▸ Aim
Return each line holding the string "встречным".

[Dataset items]

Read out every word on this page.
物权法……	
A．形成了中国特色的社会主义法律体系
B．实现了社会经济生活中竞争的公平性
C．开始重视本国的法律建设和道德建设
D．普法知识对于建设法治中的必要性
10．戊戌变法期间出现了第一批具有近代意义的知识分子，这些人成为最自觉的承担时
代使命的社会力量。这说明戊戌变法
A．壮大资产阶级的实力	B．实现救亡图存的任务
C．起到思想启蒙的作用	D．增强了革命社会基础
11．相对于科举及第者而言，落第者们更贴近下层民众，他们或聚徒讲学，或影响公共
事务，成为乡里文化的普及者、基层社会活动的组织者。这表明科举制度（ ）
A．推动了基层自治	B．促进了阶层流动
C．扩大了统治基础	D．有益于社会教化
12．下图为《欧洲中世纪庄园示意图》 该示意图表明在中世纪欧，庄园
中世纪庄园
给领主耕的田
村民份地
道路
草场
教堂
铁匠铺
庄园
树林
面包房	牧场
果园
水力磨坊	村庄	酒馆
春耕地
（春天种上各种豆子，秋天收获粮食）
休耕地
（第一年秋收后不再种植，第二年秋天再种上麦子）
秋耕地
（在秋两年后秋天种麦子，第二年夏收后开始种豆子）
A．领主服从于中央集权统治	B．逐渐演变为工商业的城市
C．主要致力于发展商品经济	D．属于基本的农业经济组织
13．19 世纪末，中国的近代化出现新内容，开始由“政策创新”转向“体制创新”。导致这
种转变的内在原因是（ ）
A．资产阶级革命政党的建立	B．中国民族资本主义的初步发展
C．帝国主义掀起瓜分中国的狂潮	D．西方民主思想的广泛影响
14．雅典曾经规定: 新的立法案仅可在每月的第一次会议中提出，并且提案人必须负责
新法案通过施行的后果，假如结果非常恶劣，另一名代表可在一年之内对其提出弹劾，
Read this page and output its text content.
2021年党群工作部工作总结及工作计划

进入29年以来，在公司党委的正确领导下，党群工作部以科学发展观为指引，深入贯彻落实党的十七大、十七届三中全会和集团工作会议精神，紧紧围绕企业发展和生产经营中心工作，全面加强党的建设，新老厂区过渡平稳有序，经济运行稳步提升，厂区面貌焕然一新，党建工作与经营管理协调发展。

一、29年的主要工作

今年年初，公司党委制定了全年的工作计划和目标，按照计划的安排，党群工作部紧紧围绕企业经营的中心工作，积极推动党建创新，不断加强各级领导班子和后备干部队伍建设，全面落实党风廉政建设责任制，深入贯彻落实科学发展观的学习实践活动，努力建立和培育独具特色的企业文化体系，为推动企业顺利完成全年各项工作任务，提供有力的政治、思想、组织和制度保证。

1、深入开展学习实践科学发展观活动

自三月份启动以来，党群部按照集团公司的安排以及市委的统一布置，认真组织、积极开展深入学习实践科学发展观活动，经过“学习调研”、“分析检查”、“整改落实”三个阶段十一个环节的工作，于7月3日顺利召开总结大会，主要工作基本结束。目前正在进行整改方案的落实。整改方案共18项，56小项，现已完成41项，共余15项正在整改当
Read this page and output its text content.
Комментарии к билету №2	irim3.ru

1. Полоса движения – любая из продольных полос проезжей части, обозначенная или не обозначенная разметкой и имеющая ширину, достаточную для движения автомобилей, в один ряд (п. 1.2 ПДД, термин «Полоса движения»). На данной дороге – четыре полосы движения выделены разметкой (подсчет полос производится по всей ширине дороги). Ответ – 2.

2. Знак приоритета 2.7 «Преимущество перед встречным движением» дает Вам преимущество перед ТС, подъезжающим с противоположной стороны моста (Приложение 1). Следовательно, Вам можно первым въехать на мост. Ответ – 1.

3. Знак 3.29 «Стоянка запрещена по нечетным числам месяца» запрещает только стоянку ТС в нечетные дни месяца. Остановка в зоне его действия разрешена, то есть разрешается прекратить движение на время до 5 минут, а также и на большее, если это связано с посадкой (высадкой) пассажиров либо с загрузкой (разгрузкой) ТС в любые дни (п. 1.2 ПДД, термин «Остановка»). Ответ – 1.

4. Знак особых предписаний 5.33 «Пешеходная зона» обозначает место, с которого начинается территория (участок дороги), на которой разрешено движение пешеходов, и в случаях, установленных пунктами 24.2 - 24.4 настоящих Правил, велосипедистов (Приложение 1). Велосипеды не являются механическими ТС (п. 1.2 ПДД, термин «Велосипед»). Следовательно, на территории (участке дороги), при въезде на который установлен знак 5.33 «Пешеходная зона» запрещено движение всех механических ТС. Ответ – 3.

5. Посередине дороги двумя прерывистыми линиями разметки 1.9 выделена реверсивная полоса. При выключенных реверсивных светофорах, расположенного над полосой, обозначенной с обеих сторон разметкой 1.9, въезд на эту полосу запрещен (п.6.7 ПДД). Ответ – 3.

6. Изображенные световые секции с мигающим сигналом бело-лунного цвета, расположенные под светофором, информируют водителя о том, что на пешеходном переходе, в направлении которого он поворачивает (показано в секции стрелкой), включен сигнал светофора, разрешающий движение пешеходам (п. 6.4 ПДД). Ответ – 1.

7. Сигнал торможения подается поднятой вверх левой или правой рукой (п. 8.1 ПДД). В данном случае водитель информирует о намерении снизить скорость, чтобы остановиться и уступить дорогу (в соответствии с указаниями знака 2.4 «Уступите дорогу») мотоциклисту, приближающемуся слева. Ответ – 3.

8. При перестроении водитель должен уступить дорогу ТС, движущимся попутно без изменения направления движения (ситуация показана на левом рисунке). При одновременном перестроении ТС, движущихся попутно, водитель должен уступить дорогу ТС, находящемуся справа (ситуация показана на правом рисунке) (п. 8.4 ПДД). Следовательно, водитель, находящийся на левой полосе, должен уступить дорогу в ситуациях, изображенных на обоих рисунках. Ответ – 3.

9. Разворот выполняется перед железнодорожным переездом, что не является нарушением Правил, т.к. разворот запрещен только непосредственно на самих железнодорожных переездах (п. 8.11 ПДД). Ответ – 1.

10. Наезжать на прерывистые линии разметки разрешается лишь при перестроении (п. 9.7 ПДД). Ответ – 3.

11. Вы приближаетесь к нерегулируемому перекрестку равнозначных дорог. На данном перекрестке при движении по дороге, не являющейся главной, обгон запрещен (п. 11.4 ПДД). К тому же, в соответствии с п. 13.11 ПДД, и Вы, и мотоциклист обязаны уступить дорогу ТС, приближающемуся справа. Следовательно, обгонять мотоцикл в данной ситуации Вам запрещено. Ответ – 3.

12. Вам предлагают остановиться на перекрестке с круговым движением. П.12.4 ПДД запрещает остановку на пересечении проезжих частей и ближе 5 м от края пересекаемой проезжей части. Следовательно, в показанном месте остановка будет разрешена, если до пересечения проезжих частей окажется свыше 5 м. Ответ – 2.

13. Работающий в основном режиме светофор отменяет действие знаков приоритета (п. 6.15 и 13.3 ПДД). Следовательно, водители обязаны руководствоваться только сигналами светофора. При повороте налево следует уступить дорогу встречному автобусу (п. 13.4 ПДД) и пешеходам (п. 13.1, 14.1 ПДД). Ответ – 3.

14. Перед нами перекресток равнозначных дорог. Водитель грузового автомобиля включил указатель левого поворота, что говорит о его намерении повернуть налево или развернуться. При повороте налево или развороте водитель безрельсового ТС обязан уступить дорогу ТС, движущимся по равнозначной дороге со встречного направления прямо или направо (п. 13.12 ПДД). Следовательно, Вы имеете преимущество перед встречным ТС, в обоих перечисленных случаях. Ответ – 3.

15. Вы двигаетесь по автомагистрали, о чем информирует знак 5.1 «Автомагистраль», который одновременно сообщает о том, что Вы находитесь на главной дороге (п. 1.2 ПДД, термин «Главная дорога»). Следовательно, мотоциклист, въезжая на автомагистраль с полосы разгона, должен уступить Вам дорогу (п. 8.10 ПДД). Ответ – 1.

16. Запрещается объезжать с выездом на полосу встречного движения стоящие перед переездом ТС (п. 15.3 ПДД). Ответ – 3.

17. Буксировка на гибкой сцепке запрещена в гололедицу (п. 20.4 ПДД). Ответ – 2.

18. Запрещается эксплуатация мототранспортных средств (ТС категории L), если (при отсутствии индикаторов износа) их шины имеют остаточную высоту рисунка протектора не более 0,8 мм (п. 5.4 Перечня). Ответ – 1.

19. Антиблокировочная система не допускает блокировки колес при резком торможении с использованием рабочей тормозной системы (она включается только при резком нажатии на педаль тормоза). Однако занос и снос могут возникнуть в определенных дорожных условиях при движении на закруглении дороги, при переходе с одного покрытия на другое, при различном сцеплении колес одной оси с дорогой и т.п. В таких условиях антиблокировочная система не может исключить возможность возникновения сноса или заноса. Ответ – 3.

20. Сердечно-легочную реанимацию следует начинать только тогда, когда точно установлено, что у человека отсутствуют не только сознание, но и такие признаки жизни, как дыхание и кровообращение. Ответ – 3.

▸ Expected answer
2. Знак приоритета 2.7 «Преимущество перед встречным движением» дает Вам преимущество перед ТС, подъезжающим с противоположной стороны моста (Приложение 1). Следовательно, Вам можно первым въехать на мост. Ответ – 1.
14. Перед нами перекресток равнозначных дорог. Водитель грузового автомобиля включил указатель левого поворота, что говорит о его намерении повернуть налево или развернуться. При повороте налево или развороте водитель безрельсового ТС обязан уступить дорогу ТС, движущимся по равнозначной дороге со встречного направления прямо или направо (п. 13.12 ПДД). Следовательно, Вы имеете преимущество перед встречным ТС, в обоих перечисленных случаях. Ответ – 3.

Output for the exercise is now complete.